===== Extracted information

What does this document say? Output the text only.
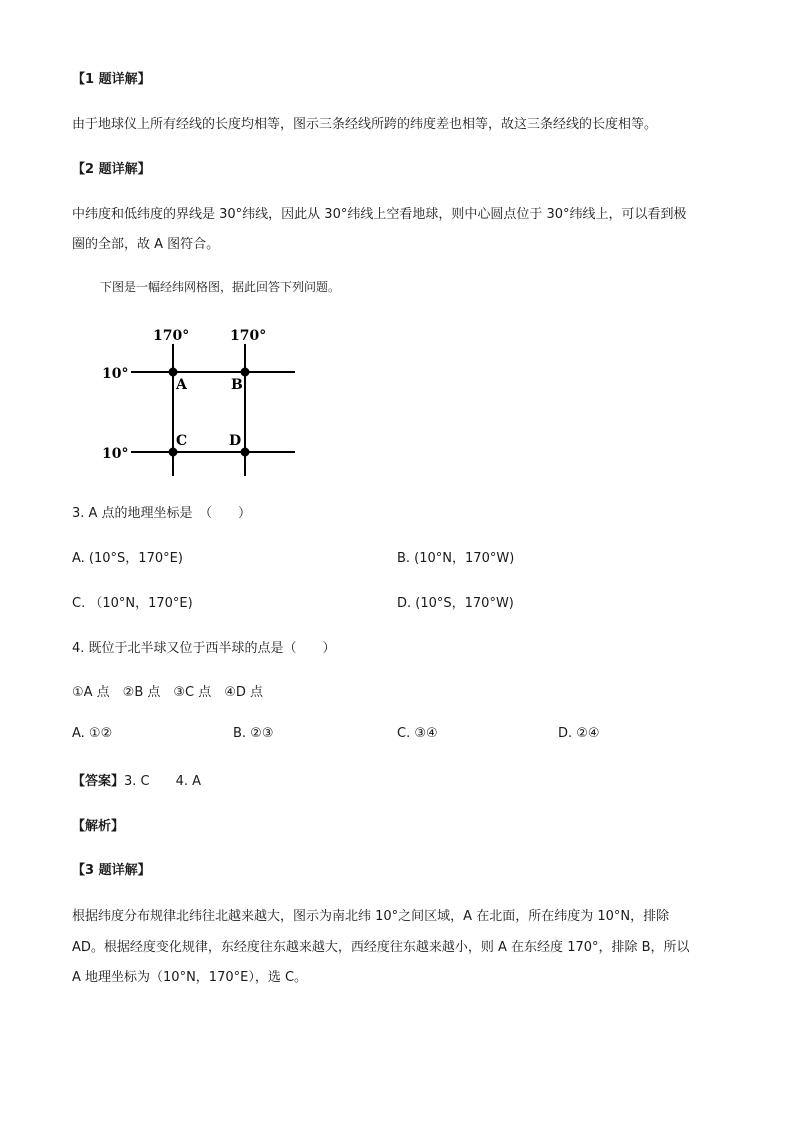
【1 题详解】
由于地球仪上所有经线的长度均相等，图示三条经线所跨的纬度差也相等，故这三条经线的长度相等。
【2 题详解】
中纬度和低纬度的界线是 30°纬线，因此从 30°纬线上空看地球，则中心圆点位于 30°纬线上，可以看到极
圈的全部，故 A 图符合。
下图是一幅经纬网格图，据此回答下列问题。
170°	170°
10°
10°
A	B
C	D
3. A 点的地理坐标是　（　　）
A. (10°S，170°E)	B. (10°N，170°W)
C. （10°N，170°E)	D. (10°S，170°W)
4. 既位于北半球又位于西半球的点是（　　）
①A 点　②B 点　③C 点　④D 点
A. ①②	B. ②③	C. ③④	D. ②④
【答案】3. C　　4. A
【解析】
【3 题详解】
根据纬度分布规律北纬往北越来越大，图示为南北纬 10°之间区域，A 在北面，所在纬度为 10°N，排除
AD。根据经度变化规律，东经度往东越来越大，西经度往东越来越小，则 A 在东经度 170°，排除 B，所以
A 地理坐标为（10°N，170°E），选 C。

==========

** Given instruction **
Quote the preceding records in their entirety, excluding every picture.

** Expected answer **
What does this document say? Output the text only.
【1 题详解】
由于地球仪上所有经线的长度均相等，图示三条经线所跨的纬度差也相等，故这三条经线的长度相等。
【2 题详解】
中纬度和低纬度的界线是 30°纬线，因此从 30°纬线上空看地球，则中心圆点位于 30°纬线上，可以看到极
圈的全部，故 A 图符合。
下图是一幅经纬网格图，据此回答下列问题。
170°	170°
10°
10°
A	B
C	D
3. A 点的地理坐标是　（　　）
A. (10°S，170°E)	B. (10°N，170°W)
C. （10°N，170°E)	D. (10°S，170°W)
4. 既位于北半球又位于西半球的点是（　　）
①A 点　②B 点　③C 点　④D 点
A. ①②	B. ②③	C. ③④	D. ②④
【答案】3. C　　4. A
【解析】
【3 题详解】
根据纬度分布规律北纬往北越来越大，图示为南北纬 10°之间区域，A 在北面，所在纬度为 10°N，排除
AD。根据经度变化规律，东经度往东越来越大，西经度往东越来越小，则 A 在东经度 170°，排除 B，所以
A 地理坐标为（10°N，170°E），选 C。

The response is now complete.